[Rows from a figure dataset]
--------------------

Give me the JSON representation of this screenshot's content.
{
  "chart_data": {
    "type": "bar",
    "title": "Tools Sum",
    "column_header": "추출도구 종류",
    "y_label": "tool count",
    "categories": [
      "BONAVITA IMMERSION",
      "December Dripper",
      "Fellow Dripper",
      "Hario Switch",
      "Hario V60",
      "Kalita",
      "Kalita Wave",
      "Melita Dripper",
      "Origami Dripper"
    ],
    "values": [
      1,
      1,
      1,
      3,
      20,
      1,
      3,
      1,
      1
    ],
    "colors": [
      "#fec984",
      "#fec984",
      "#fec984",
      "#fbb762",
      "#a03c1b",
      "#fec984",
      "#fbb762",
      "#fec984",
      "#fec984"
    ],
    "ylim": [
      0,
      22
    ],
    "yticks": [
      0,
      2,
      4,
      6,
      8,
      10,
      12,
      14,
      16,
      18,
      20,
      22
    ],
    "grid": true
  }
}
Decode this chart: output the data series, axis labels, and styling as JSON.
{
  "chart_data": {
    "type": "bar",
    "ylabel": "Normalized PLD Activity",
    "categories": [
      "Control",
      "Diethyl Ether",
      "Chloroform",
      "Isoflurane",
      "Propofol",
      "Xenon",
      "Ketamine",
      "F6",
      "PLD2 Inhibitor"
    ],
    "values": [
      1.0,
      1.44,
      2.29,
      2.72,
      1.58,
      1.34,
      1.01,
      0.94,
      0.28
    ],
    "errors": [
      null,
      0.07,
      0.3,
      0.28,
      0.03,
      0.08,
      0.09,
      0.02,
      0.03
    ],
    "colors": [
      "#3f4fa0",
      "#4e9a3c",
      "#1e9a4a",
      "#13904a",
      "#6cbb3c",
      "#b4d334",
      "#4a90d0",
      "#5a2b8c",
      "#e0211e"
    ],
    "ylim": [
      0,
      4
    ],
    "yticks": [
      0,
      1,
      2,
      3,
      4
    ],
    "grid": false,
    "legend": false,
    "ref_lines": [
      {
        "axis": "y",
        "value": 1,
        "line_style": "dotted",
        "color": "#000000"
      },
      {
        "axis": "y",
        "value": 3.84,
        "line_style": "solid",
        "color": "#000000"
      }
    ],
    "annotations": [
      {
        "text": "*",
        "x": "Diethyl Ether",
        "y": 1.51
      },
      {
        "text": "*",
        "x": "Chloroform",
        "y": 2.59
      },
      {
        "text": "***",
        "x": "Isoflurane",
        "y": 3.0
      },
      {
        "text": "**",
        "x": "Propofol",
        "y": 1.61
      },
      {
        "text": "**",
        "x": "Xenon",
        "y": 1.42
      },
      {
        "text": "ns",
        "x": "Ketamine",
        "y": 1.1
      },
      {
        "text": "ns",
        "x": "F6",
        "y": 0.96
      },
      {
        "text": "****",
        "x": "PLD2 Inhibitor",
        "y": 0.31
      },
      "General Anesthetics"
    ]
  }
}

--------------------

SET TASK: Return each entry from above without altering a single character.

SOLUTION:
Give me the JSON representation of this screenshot's content.
{
  "chart_data": {
    "type": "bar",
    "title": "Tools Sum",
    "column_header": "추출도구 종류",
    "y_label": "tool count",
    "categories": [
      "BONAVITA IMMERSION",
      "December Dripper",
      "Fellow Dripper",
      "Hario Switch",
      "Hario V60",
      "Kalita",
      "Kalita Wave",
      "Melita Dripper",
      "Origami Dripper"
    ],
    "values": [
      1,
      1,
      1,
      3,
      20,
      1,
      3,
      1,
      1
    ],
    "colors": [
      "#fec984",
      "#fec984",
      "#fec984",
      "#fbb762",
      "#a03c1b",
      "#fec984",
      "#fbb762",
      "#fec984",
      "#fec984"
    ],
    "ylim": [
      0,
      22
    ],
    "yticks": [
      0,
      2,
      4,
      6,
      8,
      10,
      12,
      14,
      16,
      18,
      20,
      22
    ],
    "grid": true
  }
}
Decode this chart: output the data series, axis labels, and styling as JSON.
{
  "chart_data": {
    "type": "bar",
    "ylabel": "Normalized PLD Activity",
    "categories": [
      "Control",
      "Diethyl Ether",
      "Chloroform",
      "Isoflurane",
      "Propofol",
      "Xenon",
      "Ketamine",
      "F6",
      "PLD2 Inhibitor"
    ],
    "values": [
      1.0,
      1.44,
      2.29,
      2.72,
      1.58,
      1.34,
      1.01,
      0.94,
      0.28
    ],
    "errors": [
      null,
      0.07,
      0.3,
      0.28,
      0.03,
      0.08,
      0.09,
      0.02,
      0.03
    ],
    "colors": [
      "#3f4fa0",
      "#4e9a3c",
      "#1e9a4a",
      "#13904a",
      "#6cbb3c",
      "#b4d334",
      "#4a90d0",
      "#5a2b8c",
      "#e0211e"
    ],
    "ylim": [
      0,
      4
    ],
    "yticks": [
      0,
      1,
      2,
      3,
      4
    ],
    "grid": false,
    "legend": false,
    "ref_lines": [
      {
        "axis": "y",
        "value": 1,
        "line_style": "dotted",
        "color": "#000000"
      },
      {
        "axis": "y",
        "value": 3.84,
        "line_style": "solid",
        "color": "#000000"
      }
    ],
    "annotations": [
      {
        "text": "*",
        "x": "Diethyl Ether",
        "y": 1.51
      },
      {
        "text": "*",
        "x": "Chloroform",
        "y": 2.59
      },
      {
        "text": "***",
        "x": "Isoflurane",
        "y": 3.0
      },
      {
        "text": "**",
        "x": "Propofol",
        "y": 1.61
      },
      {
        "text": "**",
        "x": "Xenon",
        "y": 1.42
      },
      {
        "text": "ns",
        "x": "Ketamine",
        "y": 1.1
      },
      {
        "text": "ns",
        "x": "F6",
        "y": 0.96
      },
      {
        "text": "****",
        "x": "PLD2 Inhibitor",
        "y": 0.31
      },
      "General Anesthetics"
    ]
  }
}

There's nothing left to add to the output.